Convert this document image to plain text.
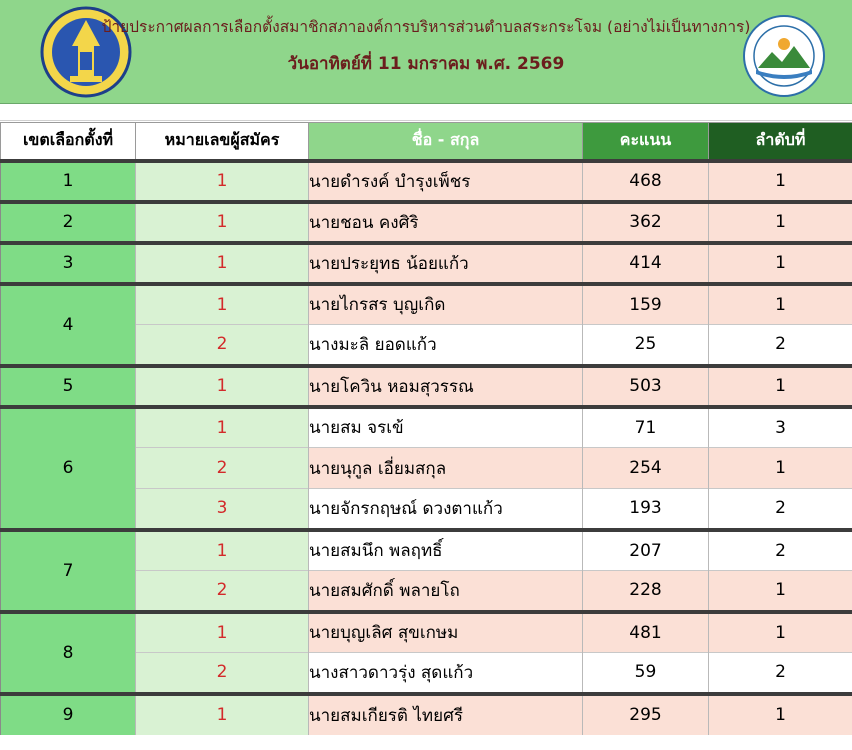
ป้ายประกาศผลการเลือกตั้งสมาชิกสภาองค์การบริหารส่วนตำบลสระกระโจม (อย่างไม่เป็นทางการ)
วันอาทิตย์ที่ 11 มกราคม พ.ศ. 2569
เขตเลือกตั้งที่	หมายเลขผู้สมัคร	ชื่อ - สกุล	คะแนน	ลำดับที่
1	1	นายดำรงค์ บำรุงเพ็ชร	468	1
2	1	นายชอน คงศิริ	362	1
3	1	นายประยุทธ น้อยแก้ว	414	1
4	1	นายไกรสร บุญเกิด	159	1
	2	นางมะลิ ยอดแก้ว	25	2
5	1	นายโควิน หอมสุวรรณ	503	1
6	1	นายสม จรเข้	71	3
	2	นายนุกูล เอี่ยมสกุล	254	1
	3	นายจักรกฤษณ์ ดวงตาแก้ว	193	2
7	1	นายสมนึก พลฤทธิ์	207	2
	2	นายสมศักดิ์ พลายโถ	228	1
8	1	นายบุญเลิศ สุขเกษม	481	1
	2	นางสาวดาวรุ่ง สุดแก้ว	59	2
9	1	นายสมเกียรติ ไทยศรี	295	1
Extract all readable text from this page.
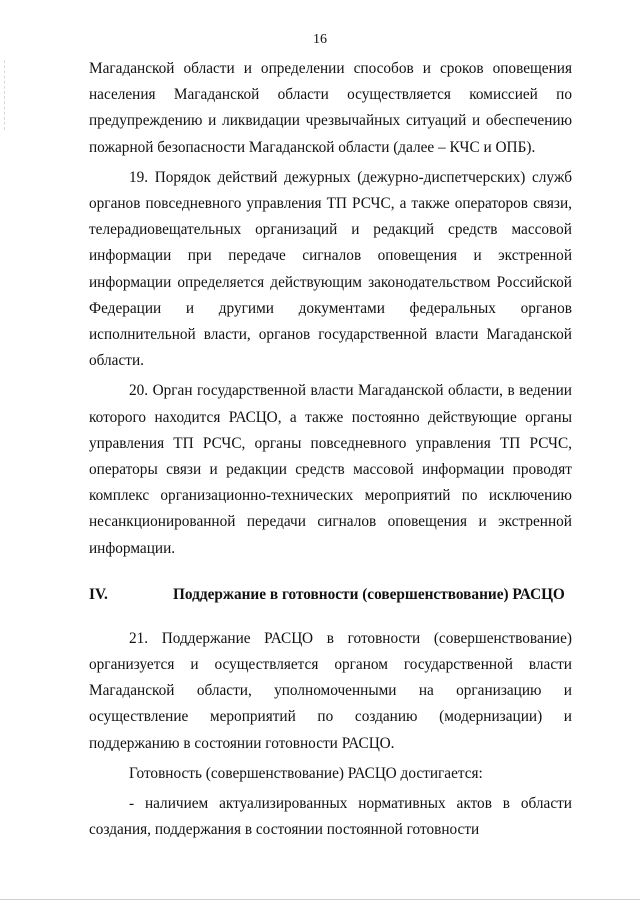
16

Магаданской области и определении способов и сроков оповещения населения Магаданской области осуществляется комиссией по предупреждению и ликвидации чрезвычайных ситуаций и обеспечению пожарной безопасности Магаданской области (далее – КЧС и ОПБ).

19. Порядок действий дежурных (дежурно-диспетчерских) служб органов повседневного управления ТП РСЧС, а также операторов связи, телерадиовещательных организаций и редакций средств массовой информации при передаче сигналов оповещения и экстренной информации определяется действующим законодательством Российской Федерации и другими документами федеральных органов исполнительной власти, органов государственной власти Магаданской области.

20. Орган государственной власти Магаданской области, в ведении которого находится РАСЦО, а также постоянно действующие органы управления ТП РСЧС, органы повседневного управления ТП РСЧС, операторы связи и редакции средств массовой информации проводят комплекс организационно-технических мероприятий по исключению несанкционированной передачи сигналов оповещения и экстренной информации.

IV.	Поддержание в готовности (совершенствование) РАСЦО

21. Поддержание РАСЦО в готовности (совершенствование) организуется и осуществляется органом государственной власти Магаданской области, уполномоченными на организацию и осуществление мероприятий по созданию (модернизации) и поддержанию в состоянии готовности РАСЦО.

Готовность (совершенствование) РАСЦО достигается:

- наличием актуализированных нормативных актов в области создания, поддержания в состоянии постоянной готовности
_ _ _ _ _ _ _
[WRITTEN PROBLEM]: Omit the pictures. Transcribe every record exactly.

[OUTPUT OF THE TASK]:
Convert this document image to plain text.
ป้ายประกาศผลการเลือกตั้งสมาชิกสภาองค์การบริหารส่วนตำบลสระกระโจม (อย่างไม่เป็นทางการ)
วันอาทิตย์ที่ 11 มกราคม พ.ศ. 2569
เขตเลือกตั้งที่	หมายเลขผู้สมัคร	ชื่อ - สกุล	คะแนน	ลำดับที่
1	1	นายดำรงค์ บำรุงเพ็ชร	468	1
2	1	นายชอน คงศิริ	362	1
3	1	นายประยุทธ น้อยแก้ว	414	1
4	1	นายไกรสร บุญเกิด	159	1
	2	นางมะลิ ยอดแก้ว	25	2
5	1	นายโควิน หอมสุวรรณ	503	1
6	1	นายสม จรเข้	71	3
	2	นายนุกูล เอี่ยมสกุล	254	1
	3	นายจักรกฤษณ์ ดวงตาแก้ว	193	2
7	1	นายสมนึก พลฤทธิ์	207	2
	2	นายสมศักดิ์ พลายโถ	228	1
8	1	นายบุญเลิศ สุขเกษม	481	1
	2	นางสาวดาวรุ่ง สุดแก้ว	59	2
9	1	นายสมเกียรติ ไทยศรี	295	1
Extract all readable text from this page.
16

Магаданской области и определении способов и сроков оповещения населения Магаданской области осуществляется комиссией по предупреждению и ликвидации чрезвычайных ситуаций и обеспечению пожарной безопасности Магаданской области (далее – КЧС и ОПБ).

19. Порядок действий дежурных (дежурно-диспетчерских) служб органов повседневного управления ТП РСЧС, а также операторов связи, телерадиовещательных организаций и редакций средств массовой информации при передаче сигналов оповещения и экстренной информации определяется действующим законодательством Российской Федерации и другими документами федеральных органов исполнительной власти, органов государственной власти Магаданской области.

20. Орган государственной власти Магаданской области, в ведении которого находится РАСЦО, а также постоянно действующие органы управления ТП РСЧС, органы повседневного управления ТП РСЧС, операторы связи и редакции средств массовой информации проводят комплекс организационно-технических мероприятий по исключению несанкционированной передачи сигналов оповещения и экстренной информации.

IV.	Поддержание в готовности (совершенствование) РАСЦО

21. Поддержание РАСЦО в готовности (совершенствование) организуется и осуществляется органом государственной власти Магаданской области, уполномоченными на организацию и осуществление мероприятий по созданию (модернизации) и поддержанию в состоянии готовности РАСЦО.

Готовность (совершенствование) РАСЦО достигается:

- наличием актуализированных нормативных актов в области создания, поддержания в состоянии постоянной готовности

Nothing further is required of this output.